┌─ Data listing
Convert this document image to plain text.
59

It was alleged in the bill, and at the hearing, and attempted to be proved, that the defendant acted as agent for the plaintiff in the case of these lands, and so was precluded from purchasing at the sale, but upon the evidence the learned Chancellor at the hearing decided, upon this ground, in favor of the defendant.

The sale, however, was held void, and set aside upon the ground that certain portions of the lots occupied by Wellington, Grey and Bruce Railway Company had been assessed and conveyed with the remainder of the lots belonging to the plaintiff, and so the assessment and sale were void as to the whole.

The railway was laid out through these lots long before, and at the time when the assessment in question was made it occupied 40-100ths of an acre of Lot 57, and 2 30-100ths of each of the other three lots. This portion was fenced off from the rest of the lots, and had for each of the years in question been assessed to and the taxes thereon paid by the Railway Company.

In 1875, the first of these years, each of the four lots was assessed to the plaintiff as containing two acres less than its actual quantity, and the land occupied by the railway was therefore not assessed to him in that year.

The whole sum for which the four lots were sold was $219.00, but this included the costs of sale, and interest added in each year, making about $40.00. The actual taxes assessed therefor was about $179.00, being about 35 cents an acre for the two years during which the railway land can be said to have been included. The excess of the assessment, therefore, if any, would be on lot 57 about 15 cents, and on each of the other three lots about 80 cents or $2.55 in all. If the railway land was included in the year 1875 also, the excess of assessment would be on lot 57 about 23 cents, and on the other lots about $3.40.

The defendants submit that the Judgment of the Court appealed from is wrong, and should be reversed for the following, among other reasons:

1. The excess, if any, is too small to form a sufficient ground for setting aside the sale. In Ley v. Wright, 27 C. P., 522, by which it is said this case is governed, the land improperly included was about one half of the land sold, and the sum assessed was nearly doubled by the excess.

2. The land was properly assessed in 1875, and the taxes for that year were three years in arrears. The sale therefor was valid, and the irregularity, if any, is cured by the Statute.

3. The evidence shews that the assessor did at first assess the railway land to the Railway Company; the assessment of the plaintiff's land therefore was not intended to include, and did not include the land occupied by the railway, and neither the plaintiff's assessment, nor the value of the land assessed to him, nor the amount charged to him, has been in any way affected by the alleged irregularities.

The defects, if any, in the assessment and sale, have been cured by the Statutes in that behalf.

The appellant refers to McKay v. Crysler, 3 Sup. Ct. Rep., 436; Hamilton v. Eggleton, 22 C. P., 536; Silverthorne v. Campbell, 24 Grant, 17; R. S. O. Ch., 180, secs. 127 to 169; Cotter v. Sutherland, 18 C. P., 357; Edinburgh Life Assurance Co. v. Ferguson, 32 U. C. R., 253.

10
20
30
└─
- Your goal: Find each line holding "alleged". Copy it out.

- Problem solution:
It was alleged in the bill, and at the hearing, and attempted to be proved, that the defendant acted as agent for the plaintiff in the case of these lands, and so was precluded from purchasing at the sale, but upon the evidence the learned Chancellor at the hearing decided, upon this ground, in favor of the defendant.
3. The evidence shews that the assessor did at first assess the railway land to the Railway Company; the assessment of the plaintiff's land therefore was not intended to include, and did not include the land occupied by the railway, and neither the plaintiff's assessment, nor the value of the land assessed to him, nor the amount charged to him, has been in any way affected by the alleged irregularities.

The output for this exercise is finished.